§ **Stated problem**
For the entries below, how many lines include the word "disputas"? Give the figure and nothing more.

Dataset excerpt
-- -- --

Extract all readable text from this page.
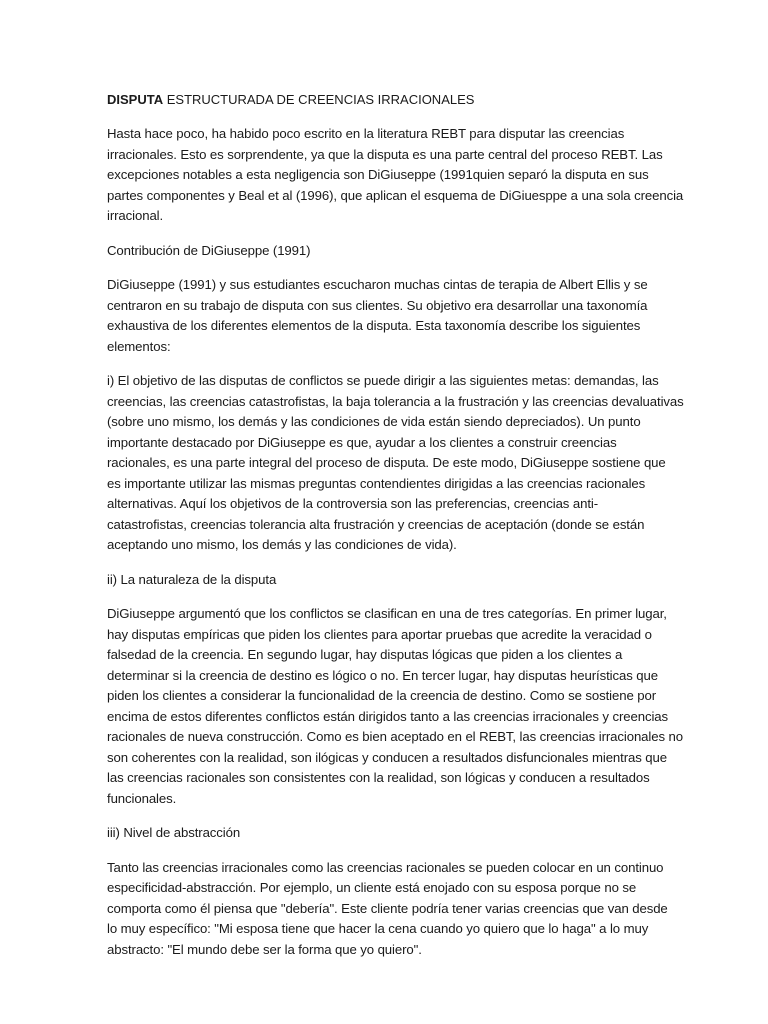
DISPUTA ESTRUCTURADA DE CREENCIAS IRRACIONALES

Hasta hace poco, ha habido poco escrito en la literatura REBT para disputar las creencias
irracionales. Esto es sorprendente, ya que la disputa es una parte central del proceso REBT. Las
excepciones notables a esta negligencia son DiGiuseppe (1991quien separó la disputa en sus
partes componentes y Beal et al (1996), que aplican el esquema de DiGiuesppe a una sola creencia
irracional.

Contribución de DiGiuseppe (1991)

DiGiuseppe (1991) y sus estudiantes escucharon muchas cintas de terapia de Albert Ellis y se
centraron en su trabajo de disputa con sus clientes. Su objetivo era desarrollar una taxonomía
exhaustiva de los diferentes elementos de la disputa. Esta taxonomía describe los siguientes
elementos:

i) El objetivo de las disputas de conflictos se puede dirigir a las siguientes metas: demandas, las
creencias, las creencias catastrofistas, la baja tolerancia a la frustración y las creencias devaluativas
(sobre uno mismo, los demás y las condiciones de vida están siendo depreciados). Un punto
importante destacado por DiGiuseppe es que, ayudar a los clientes a construir creencias
racionales, es una parte integral del proceso de disputa. De este modo, DiGiuseppe sostiene que
es importante utilizar las mismas preguntas contendientes dirigidas a las creencias racionales
alternativas. Aquí los objetivos de la controversia son las preferencias, creencias anti-
catastrofistas, creencias tolerancia alta frustración y creencias de aceptación (donde se están
aceptando uno mismo, los demás y las condiciones de vida).

ii) La naturaleza de la disputa

DiGiuseppe argumentó que los conflictos se clasifican en una de tres categorías. En primer lugar,
hay disputas empíricas que piden los clientes para aportar pruebas que acredite la veracidad o
falsedad de la creencia. En segundo lugar, hay disputas lógicas que piden a los clientes a
determinar si la creencia de destino es lógico o no. En tercer lugar, hay disputas heurísticas que
piden los clientes a considerar la funcionalidad de la creencia de destino. Como se sostiene por
encima de estos diferentes conflictos están dirigidos tanto a las creencias irracionales y creencias
racionales de nueva construcción. Como es bien aceptado en el REBT, las creencias irracionales no
son coherentes con la realidad, son ilógicas y conducen a resultados disfuncionales mientras que
las creencias racionales son consistentes con la realidad, son lógicas y conducen a resultados
funcionales.

iii) Nivel de abstracción

Tanto las creencias irracionales como las creencias racionales se pueden colocar en un continuo
especificidad-abstracción. Por ejemplo, un cliente está enojado con su esposa porque no se
comporta como él piensa que "debería". Este cliente podría tener varias creencias que van desde
lo muy específico: "Mi esposa tiene que hacer la cena cuando yo quiero que lo haga" a lo muy
abstracto: "El mundo debe ser la forma que yo quiero".
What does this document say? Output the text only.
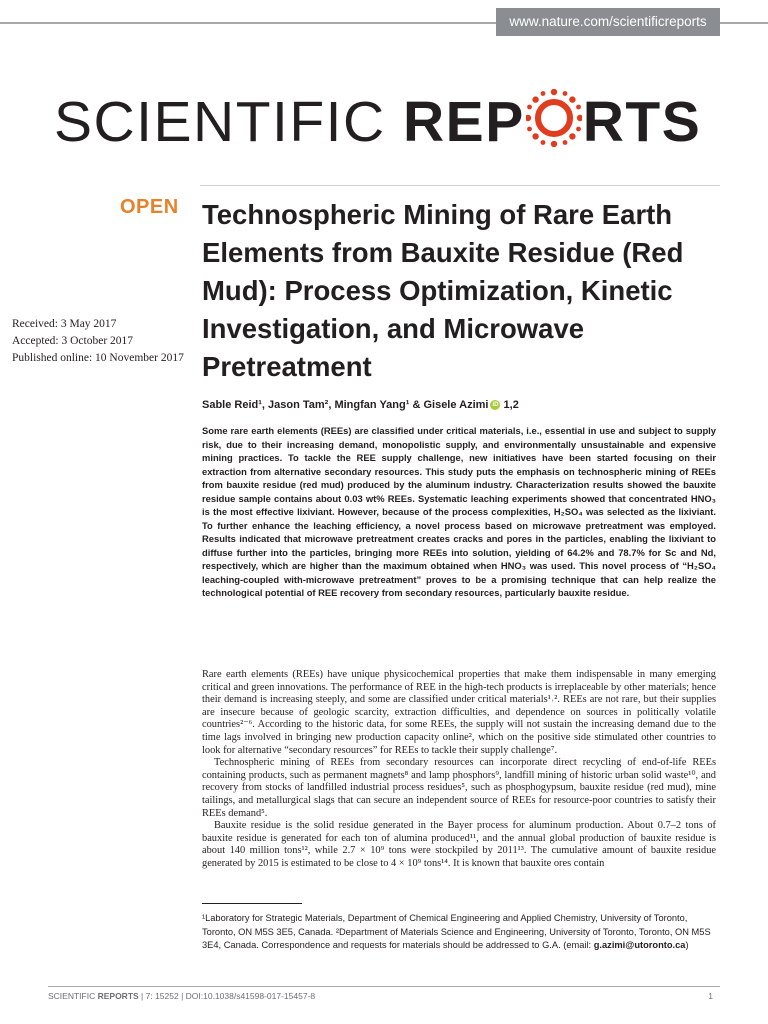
www.nature.com/scientificreports
SCIENTIFIC REP RTS
OPEN
Received: 3 May 2017
Accepted: 3 October 2017
Published online: 10 November 2017
Technospheric Mining of Rare Earth Elements from Bauxite Residue (Red Mud): Process Optimization, Kinetic Investigation, and Microwave Pretreatment
Sable Reid¹, Jason Tam², Mingfan Yang¹ & Gisele Azimi iD 1,2
Some rare earth elements (REEs) are classified under critical materials, i.e., essential in use and subject to supply risk, due to their increasing demand, monopolistic supply, and environmentally unsustainable and expensive mining practices. To tackle the REE supply challenge, new initiatives have been started focusing on their extraction from alternative secondary resources. This study puts the emphasis on technospheric mining of REEs from bauxite residue (red mud) produced by the aluminum industry. Characterization results showed the bauxite residue sample contains about 0.03 wt% REEs. Systematic leaching experiments showed that concentrated HNO₃ is the most effective lixiviant. However, because of the process complexities, H₂SO₄ was selected as the lixiviant. To further enhance the leaching efficiency, a novel process based on microwave pretreatment was employed. Results indicated that microwave pretreatment creates cracks and pores in the particles, enabling the lixiviant to diffuse further into the particles, bringing more REEs into solution, yielding of 64.2% and 78.7% for Sc and Nd, respectively, which are higher than the maximum obtained when HNO₃ was used. This novel process of “H₂SO₄ leaching-coupled with-microwave pretreatment” proves to be a promising technique that can help realize the technological potential of REE recovery from secondary resources, particularly bauxite residue.

Rare earth elements (REEs) have unique physicochemical properties that make them indispensable in many emerging critical and green innovations. The performance of REE in the high-tech products is irreplaceable by other materials; hence their demand is increasing steeply, and some are classified under critical materials¹˒². REEs are not rare, but their supplies are insecure because of geologic scarcity, extraction difficulties, and dependence on sources in politically volatile countries²⁻⁶. According to the historic data, for some REEs, the supply will not sustain the increasing demand due to the time lags involved in bringing new production capacity online², which on the positive side stimulated other countries to look for alternative “secondary resources” for REEs to tackle their supply challenge⁷.

Technospheric mining of REEs from secondary resources can incorporate direct recycling of end-of-life REEs containing products, such as permanent magnets⁸ and lamp phosphors⁹, landfill mining of historic urban solid waste¹⁰, and recovery from stocks of landfilled industrial process residues⁵, such as phosphogypsum, bauxite residue (red mud), mine tailings, and metallurgical slags that can secure an independent source of REEs for resource-poor countries to satisfy their REEs demand⁵.

Bauxite residue is the solid residue generated in the Bayer process for aluminum production. About 0.7–2 tons of bauxite residue is generated for each ton of alumina produced¹¹, and the annual global production of bauxite residue is about 140 million tons¹², while 2.7 × 10⁹ tons were stockpiled by 2011¹³. The cumulative amount of bauxite residue generated by 2015 is estimated to be close to 4 × 10⁹ tons¹⁴. It is known that bauxite ores contain

¹Laboratory for Strategic Materials, Department of Chemical Engineering and Applied Chemistry, University of Toronto, Toronto, ON M5S 3E5, Canada. ²Department of Materials Science and Engineering, University of Toronto, Toronto, ON M5S 3E4, Canada. Correspondence and requests for materials should be addressed to G.A. (email: g.azimi@utoronto.ca)
SCIENTIFIC REPORTS | 7: 15252 | DOI:10.1038/s41598-017-15457-8	1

-- -- --

§ **Written answer**
4